Files
scadalink-design/deprecated/lmxproxy/docs/requirements/Component-HealthAndMetrics.md
Joseph Doherty 9dccf8e72f deprecate(lmxproxy): move all LmxProxy code, tests, and docs to deprecated/
LmxProxy is no longer needed. Moved the entire lmxproxy/ workspace, DCL
adapter files, and related docs to deprecated/. Removed LmxProxy registration
from DataConnectionFactory, project reference from DCL, protocol option from
UI, and cleaned up all requirement docs.
2026-04-08 15:56:23 -04:00

4.9 KiB

Component: HealthAndMetrics

Purpose

Provides health checking, performance metrics collection, and an HTTP status dashboard for monitoring the LmxProxy service.

Location

  • src/ZB.MOM.WW.LmxProxy.Host/Health/HealthCheckService.cs — basic health check.
  • src/ZB.MOM.WW.LmxProxy.Host/Health/DetailedHealthCheckService.cs — detailed health check with test tag read.
  • src/ZB.MOM.WW.LmxProxy.Host/Metrics/PerformanceMetrics.cs — operation metrics collection.
  • src/ZB.MOM.WW.LmxProxy.Host/Status/StatusReportService.cs — status report generation.
  • src/ZB.MOM.WW.LmxProxy.Host/Status/StatusWebServer.cs — HTTP status endpoint.

Responsibilities

  • Evaluate service health based on connection state, operation success rates, and test tag reads.
  • Track per-operation performance metrics (counts, latencies, percentiles).
  • Serve an HTML status dashboard and JSON/health HTTP endpoints.

Problems to solve:
1. In the health and metrics page, what does the file PerformanceMetrics.cs handle?
2. Retype the portion of the health and metrics page starting with "Component: HealthAndMetrics" and going on through "HTTP status endpoint.".
The material after this point comes from a different source.

Raw data:
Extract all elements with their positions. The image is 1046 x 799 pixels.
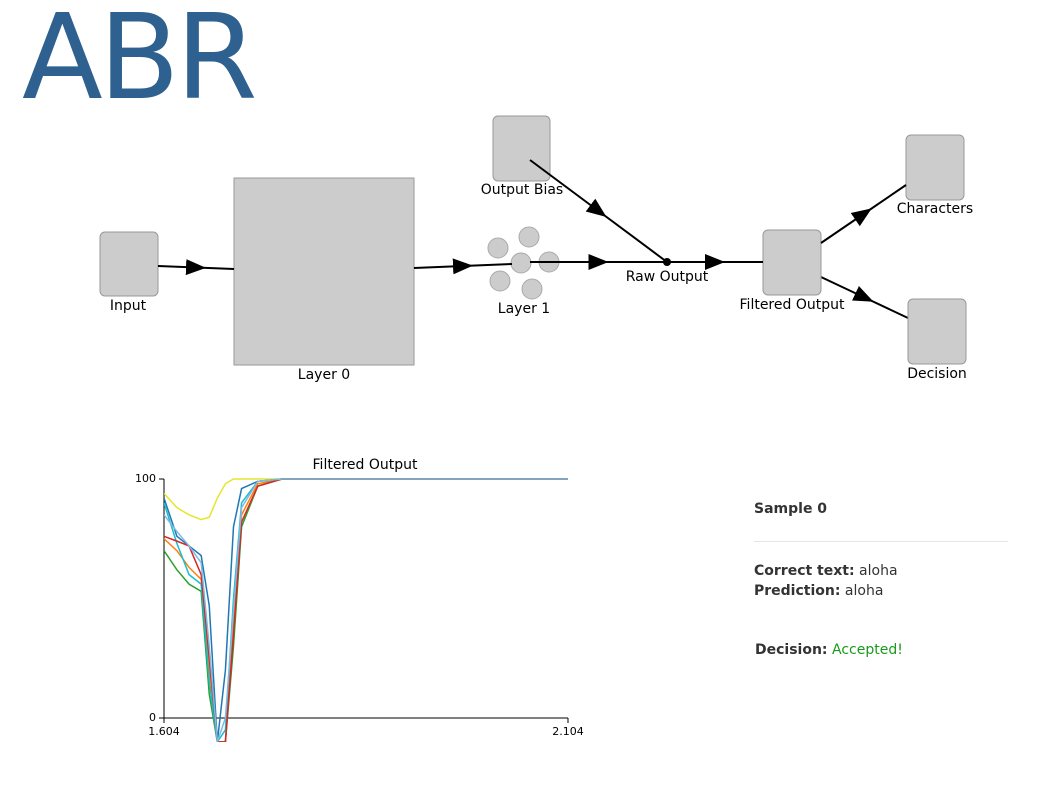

Set of answers:
1. Operation metrics collection.

2.
Component: HealthAndMetrics

Purpose

Provides health checking, performance metrics collection, and an HTTP status dashboard for monitoring the LmxProxy service.

Location

  • src/ZB.MOM.WW.LmxProxy.Host/Health/HealthCheckService.cs — basic health check.
  • src/ZB.MOM.WW.LmxProxy.Host/Health/DetailedHealthCheckService.cs — detailed health check with test tag read.
  • src/ZB.MOM.WW.LmxProxy.Host/Metrics/PerformanceMetrics.cs — operation metrics collection.
  • src/ZB.MOM.WW.LmxProxy.Host/Status/StatusReportService.cs — status report generation.
  • src/ZB.MOM.WW.LmxProxy.Host/Status/StatusWebServer.cs — HTTP status endpoint.